§ **Excerpted passage**
--- Begin ---

Sometimes I’m lucky and walk away unscathed by potentially crippling ramifications. Other times, I’m figuratively driven into the ground on my chin by the things that come to pass as a direct result of my choices. Perhaps this is common to many people. Perhaps I only “feel” as if I’m an isolated case. Odds are that this is not something rare, but no matter. I live within this body and mind and I deal with the feelings and the actions and the reactions to what choices I make.

It doesn’t matter if it’s a common feeling or not. Realizing that others deal with this does not comfort me as I deal with it. It merely causes me to be saddened for others who apparently go through what I do, at times. Ultimately, I must come to grips with the results of my indiscretions and hasty decisions. Ultimately, I must rise to the challenge of what I have wrought with my own two hands and do my best to care for those caught up in the malestrom of my actions.

--- End ---

§ **Brief A**
Turn the dataset entries into a JSON list of strings with one string per line, leaving out any blank lines. Cover everything from the start of the entries down to the line containing "colorbar-segment — [784, 429, 801, 445]", and include that line.

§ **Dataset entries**
--- Begin ---

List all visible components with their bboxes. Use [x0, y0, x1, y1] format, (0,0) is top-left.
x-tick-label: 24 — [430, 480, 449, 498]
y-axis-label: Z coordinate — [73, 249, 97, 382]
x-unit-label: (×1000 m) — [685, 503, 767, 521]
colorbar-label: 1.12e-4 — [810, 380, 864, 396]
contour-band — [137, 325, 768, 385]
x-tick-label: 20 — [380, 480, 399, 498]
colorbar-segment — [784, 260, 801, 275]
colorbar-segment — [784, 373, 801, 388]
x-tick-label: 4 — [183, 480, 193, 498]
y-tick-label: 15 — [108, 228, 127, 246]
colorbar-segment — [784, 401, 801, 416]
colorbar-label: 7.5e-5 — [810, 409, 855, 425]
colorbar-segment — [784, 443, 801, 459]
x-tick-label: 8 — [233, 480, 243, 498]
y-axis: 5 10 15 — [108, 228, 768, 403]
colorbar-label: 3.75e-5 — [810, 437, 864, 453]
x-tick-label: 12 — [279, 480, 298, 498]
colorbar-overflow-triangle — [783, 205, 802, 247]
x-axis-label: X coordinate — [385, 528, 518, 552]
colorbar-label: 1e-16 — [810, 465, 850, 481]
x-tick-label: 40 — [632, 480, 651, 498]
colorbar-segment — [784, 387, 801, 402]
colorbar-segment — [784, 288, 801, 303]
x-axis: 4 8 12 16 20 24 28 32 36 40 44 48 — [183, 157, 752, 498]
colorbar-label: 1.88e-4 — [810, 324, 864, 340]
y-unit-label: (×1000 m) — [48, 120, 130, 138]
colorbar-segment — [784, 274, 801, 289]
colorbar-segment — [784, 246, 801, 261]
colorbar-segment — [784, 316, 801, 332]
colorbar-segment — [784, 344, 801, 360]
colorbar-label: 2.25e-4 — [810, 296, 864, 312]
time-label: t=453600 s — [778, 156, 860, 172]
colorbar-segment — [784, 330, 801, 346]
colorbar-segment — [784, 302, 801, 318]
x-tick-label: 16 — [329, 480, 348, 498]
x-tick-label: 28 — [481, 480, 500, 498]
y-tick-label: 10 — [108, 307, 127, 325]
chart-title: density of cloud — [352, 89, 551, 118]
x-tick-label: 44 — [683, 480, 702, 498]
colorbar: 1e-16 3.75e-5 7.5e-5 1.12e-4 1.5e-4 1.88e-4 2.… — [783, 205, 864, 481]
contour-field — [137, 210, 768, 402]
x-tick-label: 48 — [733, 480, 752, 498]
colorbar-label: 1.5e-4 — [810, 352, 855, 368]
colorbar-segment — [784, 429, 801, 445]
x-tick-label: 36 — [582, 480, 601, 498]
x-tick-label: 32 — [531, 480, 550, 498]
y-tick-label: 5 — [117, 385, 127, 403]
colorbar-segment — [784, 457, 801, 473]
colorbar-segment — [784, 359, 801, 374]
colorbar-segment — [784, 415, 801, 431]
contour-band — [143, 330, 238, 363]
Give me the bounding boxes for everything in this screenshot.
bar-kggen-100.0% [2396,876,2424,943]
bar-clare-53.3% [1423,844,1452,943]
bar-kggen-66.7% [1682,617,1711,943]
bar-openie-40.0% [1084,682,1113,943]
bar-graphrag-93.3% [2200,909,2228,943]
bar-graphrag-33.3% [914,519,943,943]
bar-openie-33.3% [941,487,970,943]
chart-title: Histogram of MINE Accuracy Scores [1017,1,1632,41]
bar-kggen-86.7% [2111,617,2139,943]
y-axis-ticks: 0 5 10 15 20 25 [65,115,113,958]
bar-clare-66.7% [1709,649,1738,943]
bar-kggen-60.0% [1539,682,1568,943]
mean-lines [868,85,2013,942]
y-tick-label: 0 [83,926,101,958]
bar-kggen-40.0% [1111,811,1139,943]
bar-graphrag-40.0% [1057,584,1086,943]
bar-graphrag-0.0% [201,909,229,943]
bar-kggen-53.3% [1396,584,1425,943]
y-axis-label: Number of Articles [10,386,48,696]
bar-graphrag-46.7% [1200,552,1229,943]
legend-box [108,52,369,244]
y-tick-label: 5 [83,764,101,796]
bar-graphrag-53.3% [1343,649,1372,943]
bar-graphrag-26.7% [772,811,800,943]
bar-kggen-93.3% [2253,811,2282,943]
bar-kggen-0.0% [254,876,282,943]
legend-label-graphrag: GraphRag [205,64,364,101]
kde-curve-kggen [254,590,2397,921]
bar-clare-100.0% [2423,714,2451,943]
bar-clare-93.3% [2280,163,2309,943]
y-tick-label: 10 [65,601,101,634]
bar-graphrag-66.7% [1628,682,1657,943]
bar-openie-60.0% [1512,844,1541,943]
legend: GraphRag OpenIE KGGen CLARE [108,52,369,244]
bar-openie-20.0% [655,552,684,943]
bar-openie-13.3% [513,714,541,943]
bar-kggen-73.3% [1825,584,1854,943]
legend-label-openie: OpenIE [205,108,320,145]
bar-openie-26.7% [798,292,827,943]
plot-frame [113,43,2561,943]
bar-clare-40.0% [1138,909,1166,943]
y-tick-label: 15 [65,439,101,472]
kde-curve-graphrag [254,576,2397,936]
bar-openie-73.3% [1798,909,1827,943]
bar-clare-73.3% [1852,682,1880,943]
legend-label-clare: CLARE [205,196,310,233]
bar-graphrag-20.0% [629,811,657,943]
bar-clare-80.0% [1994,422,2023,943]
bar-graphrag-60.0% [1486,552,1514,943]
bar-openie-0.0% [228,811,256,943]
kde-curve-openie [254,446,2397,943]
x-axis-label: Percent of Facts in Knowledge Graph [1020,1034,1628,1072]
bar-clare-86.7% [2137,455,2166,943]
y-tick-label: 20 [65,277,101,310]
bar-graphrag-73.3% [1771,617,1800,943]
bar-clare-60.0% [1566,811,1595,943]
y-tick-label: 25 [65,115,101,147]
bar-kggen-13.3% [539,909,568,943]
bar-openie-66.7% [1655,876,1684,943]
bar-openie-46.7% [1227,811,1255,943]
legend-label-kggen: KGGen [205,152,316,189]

--- End ---

§ **Brief B**
Return everything from "It doesn’t matter" down to "of my actions." in the passage on facing the results of one's choices, copied exactly.

§ **Correct response A**
[
  "List all visible components with their bboxes. Use [x0, y0, x1, y1] format, (0,0) is top-left.",
  "x-tick-label: 24 — [430, 480, 449, 498]",
  "y-axis-label: Z coordinate — [73, 249, 97, 382]",
  "x-unit-label: (×1000 m) — [685, 503, 767, 521]",
  "colorbar-label: 1.12e-4 — [810, 380, 864, 396]",
  "contour-band — [137, 325, 768, 385]",
  "x-tick-label: 20 — [380, 480, 399, 498]",
  "colorbar-segment — [784, 260, 801, 275]",
  "colorbar-segment — [784, 373, 801, 388]",
  "x-tick-label: 4 — [183, 480, 193, 498]",
  "y-tick-label: 15 — [108, 228, 127, 246]",
  "colorbar-segment — [784, 401, 801, 416]",
  "colorbar-label: 7.5e-5 — [810, 409, 855, 425]",
  "colorbar-segment — [784, 443, 801, 459]",
  "x-tick-label: 8 — [233, 480, 243, 498]",
  "y-axis: 5 10 15 — [108, 228, 768, 403]",
  "colorbar-label: 3.75e-5 — [810, 437, 864, 453]",
  "x-tick-label: 12 — [279, 480, 298, 498]",
  "colorbar-overflow-triangle — [783, 205, 802, 247]",
  "x-axis-label: X coordinate — [385, 528, 518, 552]",
  "colorbar-label: 1e-16 — [810, 465, 850, 481]",
  "x-tick-label: 40 — [632, 480, 651, 498]",
  "colorbar-segment — [784, 387, 801, 402]",
  "colorbar-segment — [784, 288, 801, 303]",
  "x-axis: 4 8 12 16 20 24 28 32 36 40 44 48 — [183, 157, 752, 498]",
  "colorbar-label: 1.88e-4 — [810, 324, 864, 340]",
  "y-unit-label: (×1000 m) — [48, 120, 130, 138]",
  "colorbar-segment — [784, 274, 801, 289]",
  "colorbar-segment — [784, 246, 801, 261]",
  "colorbar-segment — [784, 316, 801, 332]",
  "colorbar-segment — [784, 344, 801, 360]",
  "colorbar-label: 2.25e-4 — [810, 296, 864, 312]",
  "time-label: t=453600 s — [778, 156, 860, 172]",
  "colorbar-segment — [784, 330, 801, 346]",
  "colorbar-segment — [784, 302, 801, 318]",
  "x-tick-label: 16 — [329, 480, 348, 498]",
  "x-tick-label: 28 — [481, 480, 500, 498]",
  "y-tick-label: 10 — [108, 307, 127, 325]",
  "chart-title: density of cloud — [352, 89, 551, 118]",
  "x-tick-label: 44 — [683, 480, 702, 498]",
  "colorbar: 1e-16 3.75e-5 7.5e-5 1.12e-4 1.5e-4 1.88e-4 2.… — [783, 205, 864, 481]",
  "contour-field — [137, 210, 768, 402]",
  "x-tick-label: 48 — [733, 480, 752, 498]",
  "colorbar-label: 1.5e-4 — [810, 352, 855, 368]",
  "colorbar-segment — [784, 429, 801, 445]"
]

§ **Correct response B**
It doesn’t matter if it’s a common feeling or not. Realizing that others deal with this does not comfort me as I deal with it. It merely causes me to be saddened for others who apparently go through what I do, at times. Ultimately, I must come to grips with the results of my indiscretions and hasty decisions. Ultimately, I must rise to the challenge of what I have wrought with my own two hands and do my best to care for those caught up in the malestrom of my actions.